**Excerpted records**:

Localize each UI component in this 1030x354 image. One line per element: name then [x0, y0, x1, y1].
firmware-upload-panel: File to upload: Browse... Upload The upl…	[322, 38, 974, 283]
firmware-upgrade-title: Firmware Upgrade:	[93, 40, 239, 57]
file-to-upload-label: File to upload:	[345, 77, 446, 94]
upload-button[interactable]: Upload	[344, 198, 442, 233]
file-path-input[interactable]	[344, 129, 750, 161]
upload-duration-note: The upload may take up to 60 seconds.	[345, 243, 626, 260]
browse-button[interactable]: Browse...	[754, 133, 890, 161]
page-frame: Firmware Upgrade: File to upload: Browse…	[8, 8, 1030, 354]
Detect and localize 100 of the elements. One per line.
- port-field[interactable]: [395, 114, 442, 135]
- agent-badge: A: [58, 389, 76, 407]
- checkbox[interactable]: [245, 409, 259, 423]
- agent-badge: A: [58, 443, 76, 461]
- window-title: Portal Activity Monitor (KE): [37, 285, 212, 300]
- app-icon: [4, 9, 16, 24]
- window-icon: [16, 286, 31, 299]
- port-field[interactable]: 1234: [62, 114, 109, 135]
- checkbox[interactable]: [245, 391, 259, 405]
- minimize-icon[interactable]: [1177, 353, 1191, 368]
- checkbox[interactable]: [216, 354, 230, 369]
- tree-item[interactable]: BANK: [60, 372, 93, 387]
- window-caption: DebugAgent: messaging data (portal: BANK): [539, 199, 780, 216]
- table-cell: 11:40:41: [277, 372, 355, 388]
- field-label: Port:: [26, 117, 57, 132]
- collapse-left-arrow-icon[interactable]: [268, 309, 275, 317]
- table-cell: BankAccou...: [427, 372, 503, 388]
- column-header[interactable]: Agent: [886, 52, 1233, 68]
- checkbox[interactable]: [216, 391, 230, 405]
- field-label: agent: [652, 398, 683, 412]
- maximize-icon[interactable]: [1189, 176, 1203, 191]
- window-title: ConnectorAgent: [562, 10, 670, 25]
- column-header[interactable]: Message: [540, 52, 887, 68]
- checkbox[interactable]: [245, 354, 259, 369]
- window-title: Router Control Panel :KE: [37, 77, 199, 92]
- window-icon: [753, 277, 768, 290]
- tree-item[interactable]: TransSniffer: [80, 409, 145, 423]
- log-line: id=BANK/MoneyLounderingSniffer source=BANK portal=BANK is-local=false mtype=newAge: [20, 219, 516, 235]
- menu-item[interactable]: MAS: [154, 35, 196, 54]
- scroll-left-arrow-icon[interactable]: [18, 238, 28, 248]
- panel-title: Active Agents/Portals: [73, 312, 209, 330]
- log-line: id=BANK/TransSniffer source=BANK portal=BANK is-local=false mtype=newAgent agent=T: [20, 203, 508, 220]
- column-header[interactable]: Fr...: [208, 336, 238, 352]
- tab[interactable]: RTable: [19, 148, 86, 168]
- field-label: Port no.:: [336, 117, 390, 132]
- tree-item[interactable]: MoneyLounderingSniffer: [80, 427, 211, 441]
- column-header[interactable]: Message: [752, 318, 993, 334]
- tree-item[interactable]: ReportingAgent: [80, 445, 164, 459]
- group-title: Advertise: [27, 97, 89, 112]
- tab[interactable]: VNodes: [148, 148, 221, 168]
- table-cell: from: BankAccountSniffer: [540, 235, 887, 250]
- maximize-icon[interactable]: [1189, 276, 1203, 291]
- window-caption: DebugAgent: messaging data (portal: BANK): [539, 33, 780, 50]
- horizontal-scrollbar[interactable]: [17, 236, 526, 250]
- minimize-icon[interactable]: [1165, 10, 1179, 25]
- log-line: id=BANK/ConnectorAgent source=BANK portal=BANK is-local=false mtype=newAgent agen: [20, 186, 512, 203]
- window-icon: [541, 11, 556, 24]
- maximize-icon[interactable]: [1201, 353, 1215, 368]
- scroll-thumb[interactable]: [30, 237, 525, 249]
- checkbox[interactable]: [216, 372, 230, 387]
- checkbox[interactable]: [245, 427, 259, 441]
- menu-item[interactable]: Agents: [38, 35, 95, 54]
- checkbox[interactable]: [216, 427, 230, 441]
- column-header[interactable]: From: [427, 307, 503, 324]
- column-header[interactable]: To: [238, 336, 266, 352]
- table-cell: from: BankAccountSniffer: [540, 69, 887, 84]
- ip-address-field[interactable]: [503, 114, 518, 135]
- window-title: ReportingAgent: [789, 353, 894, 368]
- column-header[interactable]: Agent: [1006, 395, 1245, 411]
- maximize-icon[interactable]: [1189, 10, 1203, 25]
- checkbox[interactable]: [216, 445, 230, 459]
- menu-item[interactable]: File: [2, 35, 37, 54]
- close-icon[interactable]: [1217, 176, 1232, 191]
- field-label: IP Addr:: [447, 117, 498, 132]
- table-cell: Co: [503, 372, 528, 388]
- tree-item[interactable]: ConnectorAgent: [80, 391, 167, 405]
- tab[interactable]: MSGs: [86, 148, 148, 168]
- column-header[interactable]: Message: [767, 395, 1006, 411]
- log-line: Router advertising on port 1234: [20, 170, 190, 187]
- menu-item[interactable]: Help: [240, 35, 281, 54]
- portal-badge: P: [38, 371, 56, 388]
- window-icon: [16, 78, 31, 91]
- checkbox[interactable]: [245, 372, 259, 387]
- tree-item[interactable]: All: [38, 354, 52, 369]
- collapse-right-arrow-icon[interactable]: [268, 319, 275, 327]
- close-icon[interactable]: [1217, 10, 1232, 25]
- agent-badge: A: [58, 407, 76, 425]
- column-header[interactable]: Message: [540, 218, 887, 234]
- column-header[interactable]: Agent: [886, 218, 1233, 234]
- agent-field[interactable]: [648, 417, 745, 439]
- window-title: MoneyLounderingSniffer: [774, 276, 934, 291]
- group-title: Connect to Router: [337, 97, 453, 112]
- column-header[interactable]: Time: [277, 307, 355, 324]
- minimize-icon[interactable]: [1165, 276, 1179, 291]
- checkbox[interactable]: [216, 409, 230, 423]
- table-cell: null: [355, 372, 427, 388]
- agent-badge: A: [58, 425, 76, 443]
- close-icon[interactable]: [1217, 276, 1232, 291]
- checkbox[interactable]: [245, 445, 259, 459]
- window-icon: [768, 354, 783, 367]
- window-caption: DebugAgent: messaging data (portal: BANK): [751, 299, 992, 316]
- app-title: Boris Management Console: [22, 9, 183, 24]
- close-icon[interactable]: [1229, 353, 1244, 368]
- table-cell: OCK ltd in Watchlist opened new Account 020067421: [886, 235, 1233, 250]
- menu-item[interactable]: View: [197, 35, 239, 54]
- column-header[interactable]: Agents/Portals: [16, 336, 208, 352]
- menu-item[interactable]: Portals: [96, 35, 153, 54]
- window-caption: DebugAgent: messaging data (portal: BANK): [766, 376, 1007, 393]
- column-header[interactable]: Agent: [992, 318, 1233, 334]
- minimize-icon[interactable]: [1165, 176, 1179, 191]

**Task goal**: Could you lay out the records above as a JSON list of strings, one string per line, starting at the beginning of the records and ending at the line that contains "file-to-upload-label: File to", with both ends included and blank lines left out?

**Output for this task**:
[
  "Localize each UI component in this 1030x354 image. One line per element: name then [x0, y0, x1, y1].",
  "firmware-upload-panel: File to upload: Browse... Upload The upl…\t[322, 38, 974, 283]",
  "firmware-upgrade-title: Firmware Upgrade:\t[93, 40, 239, 57]",
  "file-to-upload-label: File to upload:\t[345, 77, 446, 94]"
]